(A block of data)
——————————

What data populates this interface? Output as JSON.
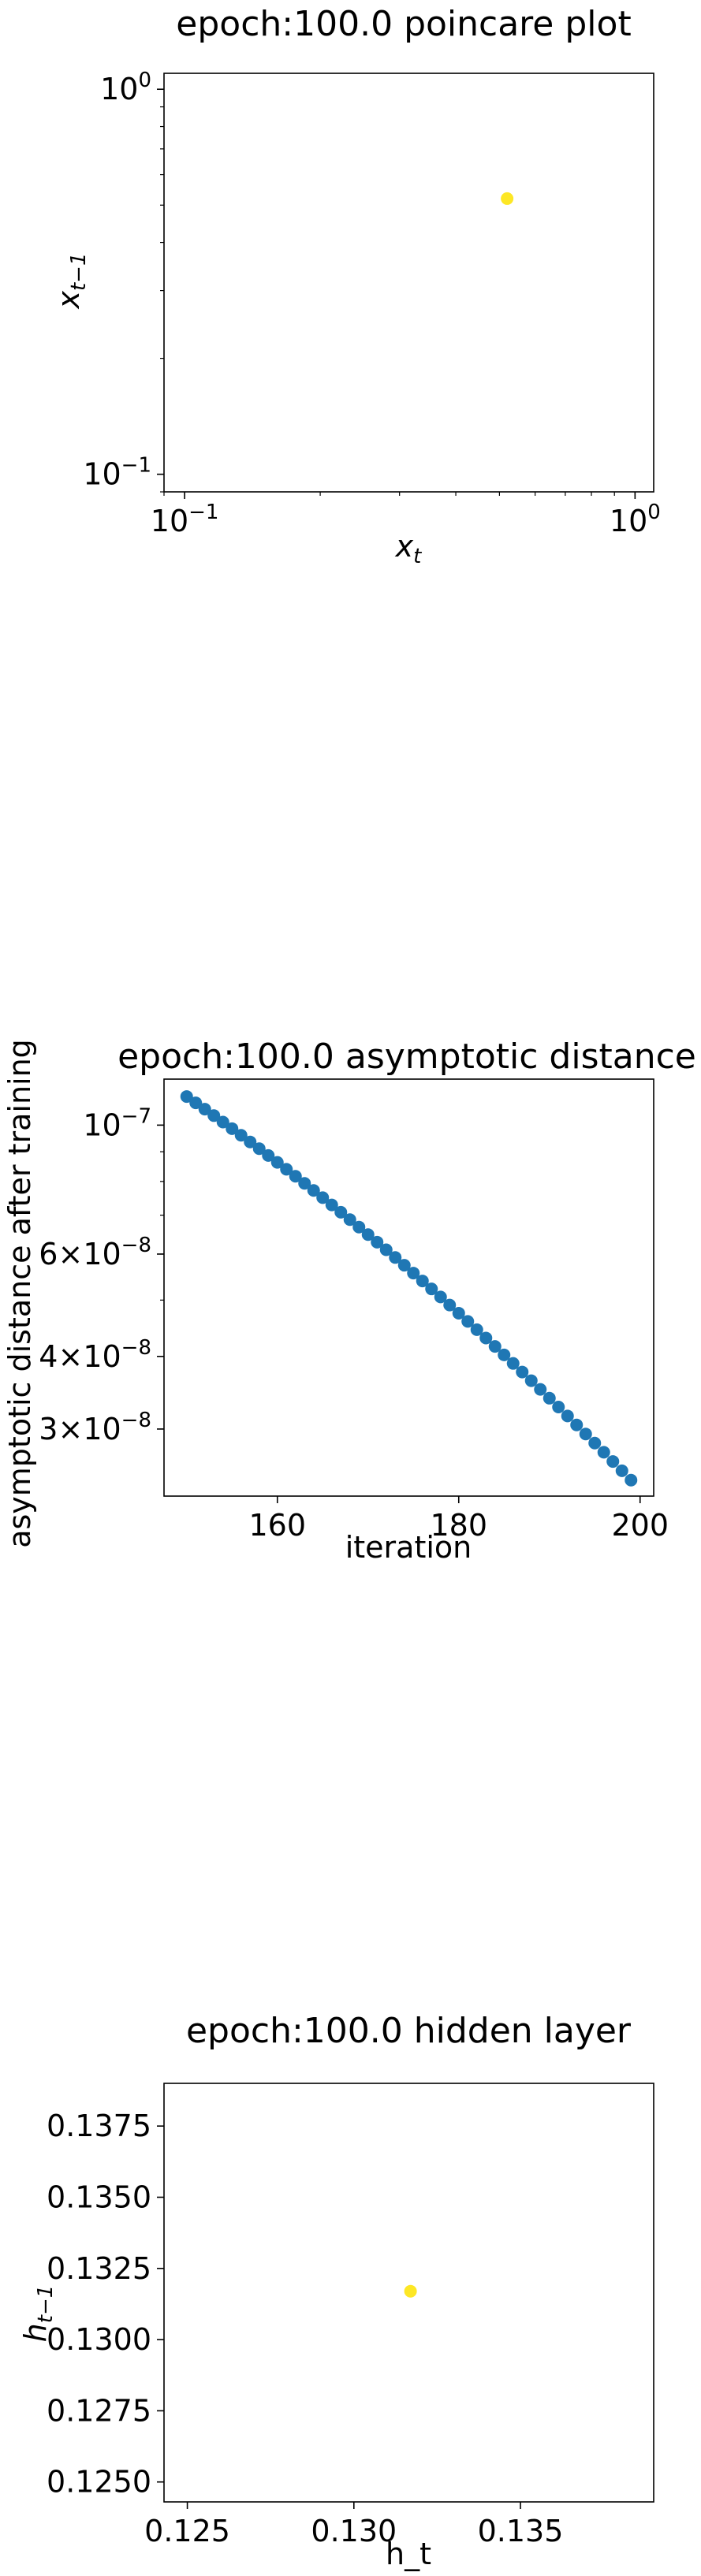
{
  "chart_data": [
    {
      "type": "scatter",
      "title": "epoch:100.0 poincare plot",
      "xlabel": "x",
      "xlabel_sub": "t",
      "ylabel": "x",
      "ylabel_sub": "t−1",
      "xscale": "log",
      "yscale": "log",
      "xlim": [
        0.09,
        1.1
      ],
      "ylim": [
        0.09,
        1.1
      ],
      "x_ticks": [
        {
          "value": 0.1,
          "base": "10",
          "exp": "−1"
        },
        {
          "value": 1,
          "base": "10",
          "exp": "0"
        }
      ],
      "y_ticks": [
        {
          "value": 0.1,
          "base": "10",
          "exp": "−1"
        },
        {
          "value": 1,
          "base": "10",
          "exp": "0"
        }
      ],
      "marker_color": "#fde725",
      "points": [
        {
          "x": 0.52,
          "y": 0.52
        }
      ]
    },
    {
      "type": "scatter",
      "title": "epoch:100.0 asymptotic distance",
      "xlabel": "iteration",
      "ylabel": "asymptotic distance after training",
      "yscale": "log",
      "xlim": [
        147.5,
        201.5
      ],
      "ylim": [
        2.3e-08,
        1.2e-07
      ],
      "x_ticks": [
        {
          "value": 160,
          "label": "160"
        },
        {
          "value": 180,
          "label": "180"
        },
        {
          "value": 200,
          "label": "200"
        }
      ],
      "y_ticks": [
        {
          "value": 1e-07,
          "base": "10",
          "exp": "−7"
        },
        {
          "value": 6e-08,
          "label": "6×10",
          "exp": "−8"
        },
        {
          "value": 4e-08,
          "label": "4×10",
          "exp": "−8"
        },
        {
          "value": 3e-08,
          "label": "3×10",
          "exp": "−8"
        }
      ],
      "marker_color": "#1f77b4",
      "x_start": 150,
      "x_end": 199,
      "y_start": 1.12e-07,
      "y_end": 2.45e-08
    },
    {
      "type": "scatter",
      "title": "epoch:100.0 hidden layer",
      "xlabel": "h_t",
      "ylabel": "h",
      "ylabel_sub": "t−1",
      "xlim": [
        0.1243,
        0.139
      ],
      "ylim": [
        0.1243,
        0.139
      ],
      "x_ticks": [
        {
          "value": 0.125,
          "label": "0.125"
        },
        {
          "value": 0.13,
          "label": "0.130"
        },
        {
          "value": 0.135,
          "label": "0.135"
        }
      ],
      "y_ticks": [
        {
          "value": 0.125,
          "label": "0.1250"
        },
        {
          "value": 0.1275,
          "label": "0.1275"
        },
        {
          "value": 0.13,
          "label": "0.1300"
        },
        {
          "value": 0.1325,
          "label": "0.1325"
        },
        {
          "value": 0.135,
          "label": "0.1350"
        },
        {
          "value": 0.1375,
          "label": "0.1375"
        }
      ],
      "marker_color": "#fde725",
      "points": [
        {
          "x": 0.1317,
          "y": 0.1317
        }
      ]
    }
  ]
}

——————————

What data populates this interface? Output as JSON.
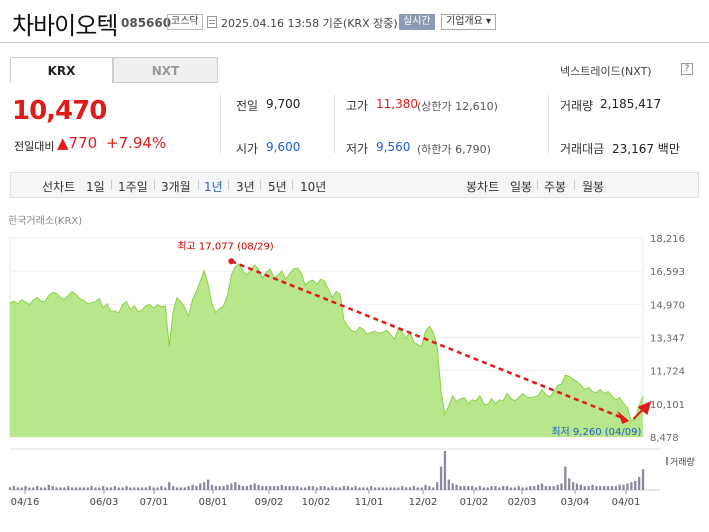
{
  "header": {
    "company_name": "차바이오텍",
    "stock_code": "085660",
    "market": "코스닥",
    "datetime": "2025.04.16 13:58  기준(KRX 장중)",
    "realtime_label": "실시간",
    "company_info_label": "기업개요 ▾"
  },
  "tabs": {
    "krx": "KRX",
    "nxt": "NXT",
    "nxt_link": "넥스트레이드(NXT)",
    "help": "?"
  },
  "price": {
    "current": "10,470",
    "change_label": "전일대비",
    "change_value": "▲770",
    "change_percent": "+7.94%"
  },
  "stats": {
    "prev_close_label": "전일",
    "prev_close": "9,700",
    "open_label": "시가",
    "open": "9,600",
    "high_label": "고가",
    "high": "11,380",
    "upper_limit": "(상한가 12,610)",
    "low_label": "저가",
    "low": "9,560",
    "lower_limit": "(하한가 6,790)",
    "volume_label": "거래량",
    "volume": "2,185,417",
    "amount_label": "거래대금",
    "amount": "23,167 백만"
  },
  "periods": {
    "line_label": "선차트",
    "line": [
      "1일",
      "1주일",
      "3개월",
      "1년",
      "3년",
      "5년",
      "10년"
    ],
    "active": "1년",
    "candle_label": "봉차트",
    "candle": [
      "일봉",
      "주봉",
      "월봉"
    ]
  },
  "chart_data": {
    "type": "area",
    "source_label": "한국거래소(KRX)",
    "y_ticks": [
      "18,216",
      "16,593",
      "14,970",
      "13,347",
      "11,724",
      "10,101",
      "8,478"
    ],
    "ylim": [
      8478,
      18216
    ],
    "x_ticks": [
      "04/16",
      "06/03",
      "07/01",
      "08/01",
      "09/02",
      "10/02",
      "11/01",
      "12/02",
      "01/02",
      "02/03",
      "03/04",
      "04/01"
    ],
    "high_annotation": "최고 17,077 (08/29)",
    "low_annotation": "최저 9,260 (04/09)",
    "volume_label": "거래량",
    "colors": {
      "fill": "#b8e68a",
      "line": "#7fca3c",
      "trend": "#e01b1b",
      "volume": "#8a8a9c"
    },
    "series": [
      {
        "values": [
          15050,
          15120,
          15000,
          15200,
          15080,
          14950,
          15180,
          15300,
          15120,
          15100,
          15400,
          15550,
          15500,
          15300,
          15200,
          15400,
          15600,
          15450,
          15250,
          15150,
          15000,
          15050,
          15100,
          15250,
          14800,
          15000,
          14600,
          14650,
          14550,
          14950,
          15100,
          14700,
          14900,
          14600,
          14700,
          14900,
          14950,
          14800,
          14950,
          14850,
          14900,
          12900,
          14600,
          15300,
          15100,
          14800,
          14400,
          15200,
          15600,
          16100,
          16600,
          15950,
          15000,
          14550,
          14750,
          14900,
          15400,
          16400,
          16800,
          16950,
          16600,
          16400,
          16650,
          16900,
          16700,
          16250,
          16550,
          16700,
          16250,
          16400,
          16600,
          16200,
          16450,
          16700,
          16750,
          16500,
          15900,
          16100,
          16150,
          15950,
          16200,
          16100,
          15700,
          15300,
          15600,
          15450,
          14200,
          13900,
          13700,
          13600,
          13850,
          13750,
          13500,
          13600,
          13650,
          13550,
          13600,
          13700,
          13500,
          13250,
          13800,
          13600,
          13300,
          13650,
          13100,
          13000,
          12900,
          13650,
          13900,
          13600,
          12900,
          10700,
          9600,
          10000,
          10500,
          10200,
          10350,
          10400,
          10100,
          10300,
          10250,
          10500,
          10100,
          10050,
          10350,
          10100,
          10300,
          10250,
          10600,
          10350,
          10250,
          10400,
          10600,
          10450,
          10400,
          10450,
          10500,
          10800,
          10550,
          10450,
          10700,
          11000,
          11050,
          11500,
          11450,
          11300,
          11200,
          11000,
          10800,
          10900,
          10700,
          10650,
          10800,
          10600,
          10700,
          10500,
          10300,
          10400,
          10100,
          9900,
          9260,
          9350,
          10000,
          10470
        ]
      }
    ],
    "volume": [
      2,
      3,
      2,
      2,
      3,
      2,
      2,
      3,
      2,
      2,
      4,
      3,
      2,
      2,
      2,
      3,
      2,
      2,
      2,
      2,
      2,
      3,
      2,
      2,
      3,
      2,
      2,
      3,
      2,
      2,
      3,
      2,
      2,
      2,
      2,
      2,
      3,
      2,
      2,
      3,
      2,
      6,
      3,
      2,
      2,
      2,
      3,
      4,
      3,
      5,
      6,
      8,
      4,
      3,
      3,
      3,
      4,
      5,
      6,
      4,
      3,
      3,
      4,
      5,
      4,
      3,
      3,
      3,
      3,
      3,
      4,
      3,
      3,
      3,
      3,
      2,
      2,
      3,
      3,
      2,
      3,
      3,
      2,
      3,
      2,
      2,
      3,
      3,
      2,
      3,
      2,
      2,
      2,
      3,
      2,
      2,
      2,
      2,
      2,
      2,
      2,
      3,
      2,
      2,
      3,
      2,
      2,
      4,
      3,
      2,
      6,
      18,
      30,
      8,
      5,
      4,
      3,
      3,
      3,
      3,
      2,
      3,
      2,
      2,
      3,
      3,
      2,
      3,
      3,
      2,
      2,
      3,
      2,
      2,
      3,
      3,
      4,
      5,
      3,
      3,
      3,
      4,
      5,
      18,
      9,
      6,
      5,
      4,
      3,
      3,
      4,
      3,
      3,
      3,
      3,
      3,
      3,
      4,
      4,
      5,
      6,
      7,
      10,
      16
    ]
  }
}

——————————

Exercise:
Copy out every line from the data above that has "epoch" in it.

Task answer:
      "title": "epoch:100.0 poincare plot",
      "title": "epoch:100.0 asymptotic distance",
      "title": "epoch:100.0 hidden layer",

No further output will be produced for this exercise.